• [What the task asks]
Copy out every one of the rows below word for word, keeping them in the same order.

»»

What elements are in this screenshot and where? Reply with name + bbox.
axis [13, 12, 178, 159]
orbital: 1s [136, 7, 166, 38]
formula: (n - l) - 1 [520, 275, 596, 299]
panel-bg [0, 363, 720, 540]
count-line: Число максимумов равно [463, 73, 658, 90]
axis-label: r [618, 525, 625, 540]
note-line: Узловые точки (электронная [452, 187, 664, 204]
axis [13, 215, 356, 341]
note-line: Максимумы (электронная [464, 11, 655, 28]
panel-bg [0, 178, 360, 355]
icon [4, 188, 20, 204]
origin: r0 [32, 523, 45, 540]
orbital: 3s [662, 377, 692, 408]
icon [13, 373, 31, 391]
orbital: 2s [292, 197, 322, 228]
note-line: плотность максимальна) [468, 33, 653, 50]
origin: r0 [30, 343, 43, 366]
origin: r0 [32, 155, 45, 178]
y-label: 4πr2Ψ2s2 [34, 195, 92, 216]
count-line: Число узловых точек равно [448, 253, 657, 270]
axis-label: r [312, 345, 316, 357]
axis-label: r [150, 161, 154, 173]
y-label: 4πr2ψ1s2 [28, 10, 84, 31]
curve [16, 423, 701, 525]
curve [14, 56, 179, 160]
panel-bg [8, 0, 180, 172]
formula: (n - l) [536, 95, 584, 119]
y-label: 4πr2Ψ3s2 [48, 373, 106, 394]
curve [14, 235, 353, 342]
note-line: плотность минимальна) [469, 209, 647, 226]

««

• [Result for this exercise]
What elements are in this screenshot and where? Reply with name + bbox.
axis [13, 12, 178, 159]
orbital: 1s [136, 7, 166, 38]
formula: (n - l) - 1 [520, 275, 596, 299]
panel-bg [0, 363, 720, 540]
count-line: Число максимумов равно [463, 73, 658, 90]
axis-label: r [618, 525, 625, 540]
note-line: Узловые точки (электронная [452, 187, 664, 204]
axis [13, 215, 356, 341]
note-line: Максимумы (электронная [464, 11, 655, 28]
panel-bg [0, 178, 360, 355]
icon [4, 188, 20, 204]
origin: r0 [32, 523, 45, 540]
orbital: 3s [662, 377, 692, 408]
icon [13, 373, 31, 391]
orbital: 2s [292, 197, 322, 228]
note-line: плотность максимальна) [468, 33, 653, 50]
origin: r0 [30, 343, 43, 366]
origin: r0 [32, 155, 45, 178]
y-label: 4πr2Ψ2s2 [34, 195, 92, 216]
count-line: Число узловых точек равно [448, 253, 657, 270]
axis-label: r [312, 345, 316, 357]
axis-label: r [150, 161, 154, 173]
y-label: 4πr2ψ1s2 [28, 10, 84, 31]
curve [16, 423, 701, 525]
curve [14, 56, 179, 160]
panel-bg [8, 0, 180, 172]
formula: (n - l) [536, 95, 584, 119]
y-label: 4πr2Ψ3s2 [48, 373, 106, 394]
curve [14, 235, 353, 342]
note-line: плотность минимальна) [469, 209, 647, 226]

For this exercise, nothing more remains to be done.